* [Material for the task]
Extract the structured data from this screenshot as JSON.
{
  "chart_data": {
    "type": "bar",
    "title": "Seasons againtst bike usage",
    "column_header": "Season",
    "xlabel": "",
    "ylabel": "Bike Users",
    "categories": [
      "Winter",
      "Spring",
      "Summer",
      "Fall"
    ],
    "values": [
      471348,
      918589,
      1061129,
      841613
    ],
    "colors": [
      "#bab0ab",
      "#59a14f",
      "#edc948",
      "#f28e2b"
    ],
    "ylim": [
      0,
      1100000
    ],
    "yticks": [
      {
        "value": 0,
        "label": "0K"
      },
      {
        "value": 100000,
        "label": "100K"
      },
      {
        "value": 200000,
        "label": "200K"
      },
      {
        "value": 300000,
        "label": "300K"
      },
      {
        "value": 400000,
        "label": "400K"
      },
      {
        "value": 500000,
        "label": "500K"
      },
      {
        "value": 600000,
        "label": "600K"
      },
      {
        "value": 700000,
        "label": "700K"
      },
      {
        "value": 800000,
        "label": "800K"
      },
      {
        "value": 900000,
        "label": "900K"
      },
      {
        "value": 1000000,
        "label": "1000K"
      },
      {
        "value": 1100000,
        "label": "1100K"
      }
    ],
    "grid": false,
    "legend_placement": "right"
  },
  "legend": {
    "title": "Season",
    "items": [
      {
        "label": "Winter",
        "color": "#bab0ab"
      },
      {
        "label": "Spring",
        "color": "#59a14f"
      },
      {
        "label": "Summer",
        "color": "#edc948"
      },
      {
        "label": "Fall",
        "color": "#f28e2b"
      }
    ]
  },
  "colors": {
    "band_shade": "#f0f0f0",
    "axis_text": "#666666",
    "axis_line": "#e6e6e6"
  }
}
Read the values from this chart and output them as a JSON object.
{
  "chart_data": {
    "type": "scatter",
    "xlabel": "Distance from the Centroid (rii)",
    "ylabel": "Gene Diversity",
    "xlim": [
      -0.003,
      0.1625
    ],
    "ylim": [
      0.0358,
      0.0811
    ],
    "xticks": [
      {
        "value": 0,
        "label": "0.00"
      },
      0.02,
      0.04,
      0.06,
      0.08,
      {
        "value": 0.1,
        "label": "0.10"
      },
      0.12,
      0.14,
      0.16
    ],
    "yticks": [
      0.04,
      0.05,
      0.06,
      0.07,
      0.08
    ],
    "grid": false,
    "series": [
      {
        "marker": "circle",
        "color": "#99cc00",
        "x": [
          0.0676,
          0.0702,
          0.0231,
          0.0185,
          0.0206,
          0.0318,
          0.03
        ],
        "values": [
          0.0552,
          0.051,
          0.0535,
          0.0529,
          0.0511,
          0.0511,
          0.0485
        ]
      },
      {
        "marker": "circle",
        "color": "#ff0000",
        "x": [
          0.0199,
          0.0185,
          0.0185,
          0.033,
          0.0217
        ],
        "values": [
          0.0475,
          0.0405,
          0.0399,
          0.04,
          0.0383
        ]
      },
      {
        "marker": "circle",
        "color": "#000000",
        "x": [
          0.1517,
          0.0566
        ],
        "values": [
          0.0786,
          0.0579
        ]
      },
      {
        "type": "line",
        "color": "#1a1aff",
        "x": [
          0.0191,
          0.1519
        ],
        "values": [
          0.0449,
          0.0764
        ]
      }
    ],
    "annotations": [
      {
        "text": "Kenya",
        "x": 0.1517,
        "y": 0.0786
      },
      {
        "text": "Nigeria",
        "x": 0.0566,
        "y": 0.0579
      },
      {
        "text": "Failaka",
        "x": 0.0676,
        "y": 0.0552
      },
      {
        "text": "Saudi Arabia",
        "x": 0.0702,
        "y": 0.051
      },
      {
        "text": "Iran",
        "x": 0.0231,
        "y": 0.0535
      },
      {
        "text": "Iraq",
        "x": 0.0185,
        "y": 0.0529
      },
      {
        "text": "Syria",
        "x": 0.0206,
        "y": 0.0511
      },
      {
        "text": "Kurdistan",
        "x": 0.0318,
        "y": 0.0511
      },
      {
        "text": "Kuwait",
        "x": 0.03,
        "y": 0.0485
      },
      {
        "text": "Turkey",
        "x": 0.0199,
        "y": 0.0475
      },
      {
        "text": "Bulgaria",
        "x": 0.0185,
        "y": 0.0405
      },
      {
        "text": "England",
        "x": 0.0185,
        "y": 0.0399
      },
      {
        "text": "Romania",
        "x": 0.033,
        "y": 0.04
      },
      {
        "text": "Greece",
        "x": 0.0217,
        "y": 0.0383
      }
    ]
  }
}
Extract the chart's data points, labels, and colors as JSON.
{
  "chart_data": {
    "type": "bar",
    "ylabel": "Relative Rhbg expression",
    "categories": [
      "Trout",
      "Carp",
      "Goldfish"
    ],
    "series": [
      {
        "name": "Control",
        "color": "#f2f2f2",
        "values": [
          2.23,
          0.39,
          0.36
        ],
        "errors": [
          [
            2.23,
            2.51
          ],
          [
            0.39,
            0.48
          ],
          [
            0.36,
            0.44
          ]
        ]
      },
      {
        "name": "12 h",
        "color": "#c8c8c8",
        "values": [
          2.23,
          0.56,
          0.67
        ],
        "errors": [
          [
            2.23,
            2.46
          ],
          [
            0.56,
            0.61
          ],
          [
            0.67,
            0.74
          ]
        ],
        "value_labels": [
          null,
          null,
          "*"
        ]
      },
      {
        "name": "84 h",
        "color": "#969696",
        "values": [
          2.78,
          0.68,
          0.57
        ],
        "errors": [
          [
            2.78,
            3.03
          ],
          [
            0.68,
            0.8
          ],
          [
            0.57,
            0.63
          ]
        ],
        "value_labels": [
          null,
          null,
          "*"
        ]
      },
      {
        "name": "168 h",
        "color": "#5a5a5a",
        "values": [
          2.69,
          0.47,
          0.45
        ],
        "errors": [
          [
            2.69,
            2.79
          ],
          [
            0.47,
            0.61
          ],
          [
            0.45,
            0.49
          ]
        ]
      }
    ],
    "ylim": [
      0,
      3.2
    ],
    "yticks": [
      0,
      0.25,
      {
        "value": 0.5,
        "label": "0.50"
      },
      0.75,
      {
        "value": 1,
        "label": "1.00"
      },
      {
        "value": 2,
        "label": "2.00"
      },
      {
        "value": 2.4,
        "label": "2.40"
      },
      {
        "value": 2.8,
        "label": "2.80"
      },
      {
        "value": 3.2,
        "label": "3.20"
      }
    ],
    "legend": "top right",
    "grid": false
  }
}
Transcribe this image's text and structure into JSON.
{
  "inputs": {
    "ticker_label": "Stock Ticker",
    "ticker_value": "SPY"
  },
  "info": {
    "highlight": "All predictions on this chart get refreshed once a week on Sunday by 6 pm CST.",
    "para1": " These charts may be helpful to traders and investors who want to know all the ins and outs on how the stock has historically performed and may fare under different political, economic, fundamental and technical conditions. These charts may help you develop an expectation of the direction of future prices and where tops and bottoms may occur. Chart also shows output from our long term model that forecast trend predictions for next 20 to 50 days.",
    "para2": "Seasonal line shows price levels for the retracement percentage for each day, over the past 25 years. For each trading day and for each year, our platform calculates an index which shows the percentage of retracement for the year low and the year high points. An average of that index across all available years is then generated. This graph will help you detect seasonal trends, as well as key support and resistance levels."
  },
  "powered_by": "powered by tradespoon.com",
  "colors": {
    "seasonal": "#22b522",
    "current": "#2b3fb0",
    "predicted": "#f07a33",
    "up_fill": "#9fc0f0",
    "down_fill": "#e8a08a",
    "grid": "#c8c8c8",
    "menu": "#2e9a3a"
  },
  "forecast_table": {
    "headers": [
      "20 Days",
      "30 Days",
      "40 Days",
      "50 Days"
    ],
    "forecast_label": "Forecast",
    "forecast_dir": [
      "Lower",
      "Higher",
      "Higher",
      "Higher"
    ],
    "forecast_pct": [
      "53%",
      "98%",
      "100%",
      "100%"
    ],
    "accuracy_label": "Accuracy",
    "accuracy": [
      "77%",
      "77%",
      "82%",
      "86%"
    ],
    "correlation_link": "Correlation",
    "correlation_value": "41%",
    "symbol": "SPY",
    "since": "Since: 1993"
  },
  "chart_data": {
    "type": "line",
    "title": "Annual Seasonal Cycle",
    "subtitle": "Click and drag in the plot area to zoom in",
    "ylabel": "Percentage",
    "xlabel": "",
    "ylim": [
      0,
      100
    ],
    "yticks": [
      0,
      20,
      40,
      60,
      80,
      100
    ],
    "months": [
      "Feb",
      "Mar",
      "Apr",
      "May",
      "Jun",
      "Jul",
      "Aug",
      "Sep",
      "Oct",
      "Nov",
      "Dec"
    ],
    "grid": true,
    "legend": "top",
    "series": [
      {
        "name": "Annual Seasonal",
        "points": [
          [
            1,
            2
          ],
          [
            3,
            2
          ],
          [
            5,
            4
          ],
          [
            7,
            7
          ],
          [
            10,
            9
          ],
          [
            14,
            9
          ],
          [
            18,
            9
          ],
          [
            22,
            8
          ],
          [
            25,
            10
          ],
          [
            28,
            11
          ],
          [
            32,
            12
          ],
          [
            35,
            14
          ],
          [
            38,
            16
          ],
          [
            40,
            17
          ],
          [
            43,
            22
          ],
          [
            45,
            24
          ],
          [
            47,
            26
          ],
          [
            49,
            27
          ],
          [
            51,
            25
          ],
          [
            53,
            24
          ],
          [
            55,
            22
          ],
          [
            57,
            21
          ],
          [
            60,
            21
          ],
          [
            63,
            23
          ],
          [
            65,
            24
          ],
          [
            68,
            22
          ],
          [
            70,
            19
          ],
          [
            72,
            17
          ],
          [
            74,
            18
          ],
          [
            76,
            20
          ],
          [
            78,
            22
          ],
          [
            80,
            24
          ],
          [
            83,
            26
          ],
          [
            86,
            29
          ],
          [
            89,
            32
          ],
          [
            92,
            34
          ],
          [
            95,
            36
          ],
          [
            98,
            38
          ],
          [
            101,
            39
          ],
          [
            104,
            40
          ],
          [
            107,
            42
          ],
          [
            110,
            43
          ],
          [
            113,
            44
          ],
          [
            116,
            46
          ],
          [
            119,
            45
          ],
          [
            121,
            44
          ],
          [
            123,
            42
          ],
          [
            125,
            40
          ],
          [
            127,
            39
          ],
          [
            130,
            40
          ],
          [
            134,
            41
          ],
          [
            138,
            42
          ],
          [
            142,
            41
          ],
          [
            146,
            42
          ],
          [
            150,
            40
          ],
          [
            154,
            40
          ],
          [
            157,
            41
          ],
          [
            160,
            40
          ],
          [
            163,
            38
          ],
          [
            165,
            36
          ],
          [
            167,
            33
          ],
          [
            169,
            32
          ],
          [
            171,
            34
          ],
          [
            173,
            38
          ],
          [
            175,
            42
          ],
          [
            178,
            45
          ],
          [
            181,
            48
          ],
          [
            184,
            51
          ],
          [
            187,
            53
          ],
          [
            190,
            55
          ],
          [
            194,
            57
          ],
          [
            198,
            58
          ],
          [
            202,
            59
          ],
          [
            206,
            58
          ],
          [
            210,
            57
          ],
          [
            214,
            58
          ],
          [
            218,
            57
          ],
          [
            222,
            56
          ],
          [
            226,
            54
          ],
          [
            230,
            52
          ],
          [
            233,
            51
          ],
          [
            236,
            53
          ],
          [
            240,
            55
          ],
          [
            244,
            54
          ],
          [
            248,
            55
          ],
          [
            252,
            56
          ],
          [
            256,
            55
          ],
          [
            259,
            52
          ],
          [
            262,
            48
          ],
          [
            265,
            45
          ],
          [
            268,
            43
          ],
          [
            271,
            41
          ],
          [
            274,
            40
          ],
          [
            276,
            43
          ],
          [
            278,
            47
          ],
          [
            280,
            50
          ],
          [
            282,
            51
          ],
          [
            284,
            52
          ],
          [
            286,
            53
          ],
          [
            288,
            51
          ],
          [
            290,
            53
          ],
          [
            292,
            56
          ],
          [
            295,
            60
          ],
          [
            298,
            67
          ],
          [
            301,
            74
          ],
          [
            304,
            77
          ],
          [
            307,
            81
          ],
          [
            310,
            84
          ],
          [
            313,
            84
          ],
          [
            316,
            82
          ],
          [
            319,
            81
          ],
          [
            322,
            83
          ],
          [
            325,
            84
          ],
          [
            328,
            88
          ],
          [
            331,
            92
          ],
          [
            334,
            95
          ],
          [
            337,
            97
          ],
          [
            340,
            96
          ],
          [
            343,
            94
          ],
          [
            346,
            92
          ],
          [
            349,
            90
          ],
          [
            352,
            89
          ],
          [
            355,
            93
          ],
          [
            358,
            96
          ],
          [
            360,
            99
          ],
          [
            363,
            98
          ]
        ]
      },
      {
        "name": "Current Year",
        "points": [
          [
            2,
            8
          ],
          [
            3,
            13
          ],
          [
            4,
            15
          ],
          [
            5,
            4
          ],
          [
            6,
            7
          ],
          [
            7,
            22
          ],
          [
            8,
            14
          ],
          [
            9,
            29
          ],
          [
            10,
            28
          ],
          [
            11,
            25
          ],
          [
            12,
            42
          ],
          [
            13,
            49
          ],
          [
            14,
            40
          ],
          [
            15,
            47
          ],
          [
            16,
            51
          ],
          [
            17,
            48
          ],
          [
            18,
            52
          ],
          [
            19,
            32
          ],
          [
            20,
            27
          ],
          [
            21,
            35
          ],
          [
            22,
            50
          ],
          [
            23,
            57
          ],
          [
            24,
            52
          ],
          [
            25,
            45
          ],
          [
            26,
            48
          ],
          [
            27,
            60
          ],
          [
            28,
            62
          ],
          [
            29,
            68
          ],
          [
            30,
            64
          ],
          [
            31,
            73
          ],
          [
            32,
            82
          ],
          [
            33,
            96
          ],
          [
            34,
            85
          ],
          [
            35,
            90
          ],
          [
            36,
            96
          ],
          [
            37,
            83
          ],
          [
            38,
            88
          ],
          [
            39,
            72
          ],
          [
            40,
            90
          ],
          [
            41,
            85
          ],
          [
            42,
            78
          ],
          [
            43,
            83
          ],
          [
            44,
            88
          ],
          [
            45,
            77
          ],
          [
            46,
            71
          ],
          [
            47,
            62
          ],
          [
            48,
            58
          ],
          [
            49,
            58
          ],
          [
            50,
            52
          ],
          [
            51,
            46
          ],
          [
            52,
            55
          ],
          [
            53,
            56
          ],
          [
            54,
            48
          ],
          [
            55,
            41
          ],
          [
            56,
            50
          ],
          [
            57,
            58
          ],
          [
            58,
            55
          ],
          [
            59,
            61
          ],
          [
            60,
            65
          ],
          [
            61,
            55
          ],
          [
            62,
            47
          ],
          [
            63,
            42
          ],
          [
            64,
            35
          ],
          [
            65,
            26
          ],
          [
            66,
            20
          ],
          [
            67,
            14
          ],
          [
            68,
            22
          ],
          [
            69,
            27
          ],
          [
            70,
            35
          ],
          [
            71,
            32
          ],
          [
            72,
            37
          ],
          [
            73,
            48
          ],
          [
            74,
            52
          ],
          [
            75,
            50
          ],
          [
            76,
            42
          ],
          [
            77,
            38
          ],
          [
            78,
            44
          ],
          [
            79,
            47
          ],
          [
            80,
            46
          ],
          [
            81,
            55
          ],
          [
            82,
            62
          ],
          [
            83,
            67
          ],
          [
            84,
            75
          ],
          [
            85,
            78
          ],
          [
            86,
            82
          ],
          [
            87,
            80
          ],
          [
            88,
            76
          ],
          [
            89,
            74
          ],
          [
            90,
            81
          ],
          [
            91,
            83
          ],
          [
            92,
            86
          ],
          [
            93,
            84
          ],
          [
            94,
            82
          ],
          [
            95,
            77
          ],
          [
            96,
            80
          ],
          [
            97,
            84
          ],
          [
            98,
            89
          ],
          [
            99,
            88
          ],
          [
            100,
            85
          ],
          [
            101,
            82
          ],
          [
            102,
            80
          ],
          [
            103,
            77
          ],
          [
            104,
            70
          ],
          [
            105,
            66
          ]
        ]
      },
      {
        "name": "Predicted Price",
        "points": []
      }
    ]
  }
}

* [Problem to solve] Display every line of the listing that contains the string "ylabel".

* [Written response]
    "ylabel": "Bike Users",
    "ylabel": "Gene Diversity",
    "ylabel": "Relative Rhbg expression",
    "ylabel": "Percentage",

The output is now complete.